**TASK REQUIREMENTS:**
Repeat every record below exactly as written.

──────────────────────────────

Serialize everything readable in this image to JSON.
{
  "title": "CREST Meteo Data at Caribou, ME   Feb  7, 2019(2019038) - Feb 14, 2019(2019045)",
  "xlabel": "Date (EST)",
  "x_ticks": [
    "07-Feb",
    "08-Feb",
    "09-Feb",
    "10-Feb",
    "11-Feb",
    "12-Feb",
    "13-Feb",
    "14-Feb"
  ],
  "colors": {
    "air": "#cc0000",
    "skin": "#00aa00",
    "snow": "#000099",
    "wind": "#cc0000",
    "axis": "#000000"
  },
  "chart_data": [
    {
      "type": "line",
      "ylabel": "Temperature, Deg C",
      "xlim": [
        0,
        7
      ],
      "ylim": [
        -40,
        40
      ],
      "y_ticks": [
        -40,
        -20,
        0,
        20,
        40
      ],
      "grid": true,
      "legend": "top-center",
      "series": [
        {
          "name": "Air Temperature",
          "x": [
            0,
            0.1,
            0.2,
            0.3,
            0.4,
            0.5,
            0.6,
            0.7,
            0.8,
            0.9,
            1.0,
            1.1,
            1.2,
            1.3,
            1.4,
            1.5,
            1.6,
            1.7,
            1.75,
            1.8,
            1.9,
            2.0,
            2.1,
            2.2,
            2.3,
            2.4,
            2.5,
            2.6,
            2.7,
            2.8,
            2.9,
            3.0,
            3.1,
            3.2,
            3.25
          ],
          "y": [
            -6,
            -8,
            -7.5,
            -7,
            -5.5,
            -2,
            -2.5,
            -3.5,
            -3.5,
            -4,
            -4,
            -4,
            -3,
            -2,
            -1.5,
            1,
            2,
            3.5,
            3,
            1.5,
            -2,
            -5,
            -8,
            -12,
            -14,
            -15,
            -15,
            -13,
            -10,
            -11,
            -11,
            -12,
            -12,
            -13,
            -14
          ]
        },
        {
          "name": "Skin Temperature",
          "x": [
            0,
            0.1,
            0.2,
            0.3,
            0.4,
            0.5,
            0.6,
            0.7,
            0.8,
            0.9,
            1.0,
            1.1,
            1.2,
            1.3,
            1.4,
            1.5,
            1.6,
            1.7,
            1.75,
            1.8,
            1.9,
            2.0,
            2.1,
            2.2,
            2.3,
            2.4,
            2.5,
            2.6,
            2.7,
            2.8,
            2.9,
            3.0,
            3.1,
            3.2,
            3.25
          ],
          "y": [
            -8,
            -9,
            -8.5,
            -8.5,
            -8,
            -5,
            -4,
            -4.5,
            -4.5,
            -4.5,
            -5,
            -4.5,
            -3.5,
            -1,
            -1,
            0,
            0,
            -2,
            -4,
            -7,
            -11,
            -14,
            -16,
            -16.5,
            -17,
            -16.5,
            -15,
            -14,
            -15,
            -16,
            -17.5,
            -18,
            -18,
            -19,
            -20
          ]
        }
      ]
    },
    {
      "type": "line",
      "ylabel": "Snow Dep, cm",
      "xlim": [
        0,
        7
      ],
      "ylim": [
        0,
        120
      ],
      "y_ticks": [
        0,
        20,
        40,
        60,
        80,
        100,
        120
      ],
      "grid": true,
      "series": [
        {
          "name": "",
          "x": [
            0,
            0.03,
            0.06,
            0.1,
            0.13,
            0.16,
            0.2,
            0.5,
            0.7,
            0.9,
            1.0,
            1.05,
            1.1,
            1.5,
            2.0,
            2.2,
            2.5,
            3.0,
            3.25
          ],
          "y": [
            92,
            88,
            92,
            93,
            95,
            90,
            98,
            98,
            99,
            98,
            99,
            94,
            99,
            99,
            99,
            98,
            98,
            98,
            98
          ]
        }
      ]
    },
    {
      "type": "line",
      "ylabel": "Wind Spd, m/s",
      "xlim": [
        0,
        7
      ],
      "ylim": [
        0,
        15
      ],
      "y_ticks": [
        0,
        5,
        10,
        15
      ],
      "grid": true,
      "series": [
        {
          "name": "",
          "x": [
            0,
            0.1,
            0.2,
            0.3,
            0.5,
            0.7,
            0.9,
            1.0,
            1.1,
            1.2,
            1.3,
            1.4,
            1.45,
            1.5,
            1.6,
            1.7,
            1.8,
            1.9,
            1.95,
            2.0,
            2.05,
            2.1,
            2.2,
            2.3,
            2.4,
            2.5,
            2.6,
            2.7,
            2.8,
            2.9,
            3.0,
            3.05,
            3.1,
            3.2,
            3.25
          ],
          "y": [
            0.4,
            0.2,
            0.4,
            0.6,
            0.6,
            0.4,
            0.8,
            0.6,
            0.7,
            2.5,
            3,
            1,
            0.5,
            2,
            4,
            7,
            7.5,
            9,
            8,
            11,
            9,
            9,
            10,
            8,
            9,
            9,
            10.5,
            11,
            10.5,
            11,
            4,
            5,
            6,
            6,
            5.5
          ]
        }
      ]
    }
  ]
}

──────────────────────────────

**FINAL ANSWER:**
Serialize everything readable in this image to JSON.
{
  "title": "CREST Meteo Data at Caribou, ME   Feb  7, 2019(2019038) - Feb 14, 2019(2019045)",
  "xlabel": "Date (EST)",
  "x_ticks": [
    "07-Feb",
    "08-Feb",
    "09-Feb",
    "10-Feb",
    "11-Feb",
    "12-Feb",
    "13-Feb",
    "14-Feb"
  ],
  "colors": {
    "air": "#cc0000",
    "skin": "#00aa00",
    "snow": "#000099",
    "wind": "#cc0000",
    "axis": "#000000"
  },
  "chart_data": [
    {
      "type": "line",
      "ylabel": "Temperature, Deg C",
      "xlim": [
        0,
        7
      ],
      "ylim": [
        -40,
        40
      ],
      "y_ticks": [
        -40,
        -20,
        0,
        20,
        40
      ],
      "grid": true,
      "legend": "top-center",
      "series": [
        {
          "name": "Air Temperature",
          "x": [
            0,
            0.1,
            0.2,
            0.3,
            0.4,
            0.5,
            0.6,
            0.7,
            0.8,
            0.9,
            1.0,
            1.1,
            1.2,
            1.3,
            1.4,
            1.5,
            1.6,
            1.7,
            1.75,
            1.8,
            1.9,
            2.0,
            2.1,
            2.2,
            2.3,
            2.4,
            2.5,
            2.6,
            2.7,
            2.8,
            2.9,
            3.0,
            3.1,
            3.2,
            3.25
          ],
          "y": [
            -6,
            -8,
            -7.5,
            -7,
            -5.5,
            -2,
            -2.5,
            -3.5,
            -3.5,
            -4,
            -4,
            -4,
            -3,
            -2,
            -1.5,
            1,
            2,
            3.5,
            3,
            1.5,
            -2,
            -5,
            -8,
            -12,
            -14,
            -15,
            -15,
            -13,
            -10,
            -11,
            -11,
            -12,
            -12,
            -13,
            -14
          ]
        },
        {
          "name": "Skin Temperature",
          "x": [
            0,
            0.1,
            0.2,
            0.3,
            0.4,
            0.5,
            0.6,
            0.7,
            0.8,
            0.9,
            1.0,
            1.1,
            1.2,
            1.3,
            1.4,
            1.5,
            1.6,
            1.7,
            1.75,
            1.8,
            1.9,
            2.0,
            2.1,
            2.2,
            2.3,
            2.4,
            2.5,
            2.6,
            2.7,
            2.8,
            2.9,
            3.0,
            3.1,
            3.2,
            3.25
          ],
          "y": [
            -8,
            -9,
            -8.5,
            -8.5,
            -8,
            -5,
            -4,
            -4.5,
            -4.5,
            -4.5,
            -5,
            -4.5,
            -3.5,
            -1,
            -1,
            0,
            0,
            -2,
            -4,
            -7,
            -11,
            -14,
            -16,
            -16.5,
            -17,
            -16.5,
            -15,
            -14,
            -15,
            -16,
            -17.5,
            -18,
            -18,
            -19,
            -20
          ]
        }
      ]
    },
    {
      "type": "line",
      "ylabel": "Snow Dep, cm",
      "xlim": [
        0,
        7
      ],
      "ylim": [
        0,
        120
      ],
      "y_ticks": [
        0,
        20,
        40,
        60,
        80,
        100,
        120
      ],
      "grid": true,
      "series": [
        {
          "name": "",
          "x": [
            0,
            0.03,
            0.06,
            0.1,
            0.13,
            0.16,
            0.2,
            0.5,
            0.7,
            0.9,
            1.0,
            1.05,
            1.1,
            1.5,
            2.0,
            2.2,
            2.5,
            3.0,
            3.25
          ],
          "y": [
            92,
            88,
            92,
            93,
            95,
            90,
            98,
            98,
            99,
            98,
            99,
            94,
            99,
            99,
            99,
            98,
            98,
            98,
            98
          ]
        }
      ]
    },
    {
      "type": "line",
      "ylabel": "Wind Spd, m/s",
      "xlim": [
        0,
        7
      ],
      "ylim": [
        0,
        15
      ],
      "y_ticks": [
        0,
        5,
        10,
        15
      ],
      "grid": true,
      "series": [
        {
          "name": "",
          "x": [
            0,
            0.1,
            0.2,
            0.3,
            0.5,
            0.7,
            0.9,
            1.0,
            1.1,
            1.2,
            1.3,
            1.4,
            1.45,
            1.5,
            1.6,
            1.7,
            1.8,
            1.9,
            1.95,
            2.0,
            2.05,
            2.1,
            2.2,
            2.3,
            2.4,
            2.5,
            2.6,
            2.7,
            2.8,
            2.9,
            3.0,
            3.05,
            3.1,
            3.2,
            3.25
          ],
          "y": [
            0.4,
            0.2,
            0.4,
            0.6,
            0.6,
            0.4,
            0.8,
            0.6,
            0.7,
            2.5,
            3,
            1,
            0.5,
            2,
            4,
            7,
            7.5,
            9,
            8,
            11,
            9,
            9,
            10,
            8,
            9,
            9,
            10.5,
            11,
            10.5,
            11,
            4,
            5,
            6,
            6,
            5.5
          ]
        }
      ]
    }
  ]
}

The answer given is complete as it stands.